◆ WHAT IS REQUIRED
Scan the data below for the string "verbale". Copy every line where it appears.

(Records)
★ ★ ★

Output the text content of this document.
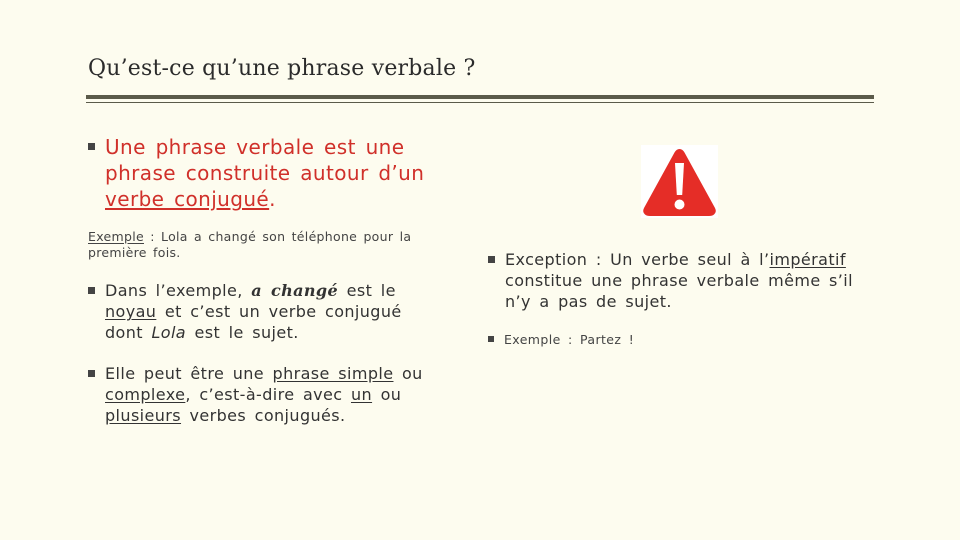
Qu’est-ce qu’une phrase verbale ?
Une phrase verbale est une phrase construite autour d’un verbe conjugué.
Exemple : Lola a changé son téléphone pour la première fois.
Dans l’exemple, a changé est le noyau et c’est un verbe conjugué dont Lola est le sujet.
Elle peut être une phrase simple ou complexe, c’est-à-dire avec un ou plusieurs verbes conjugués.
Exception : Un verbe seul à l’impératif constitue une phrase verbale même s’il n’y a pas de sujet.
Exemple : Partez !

★ ★ ★

◆ RESULT
Qu’est-ce qu’une phrase verbale ?
Une phrase verbale est une phrase construite autour d’un verbe conjugué.
Exception : Un verbe seul à l’impératif constitue une phrase verbale même s’il n’y a pas de sujet.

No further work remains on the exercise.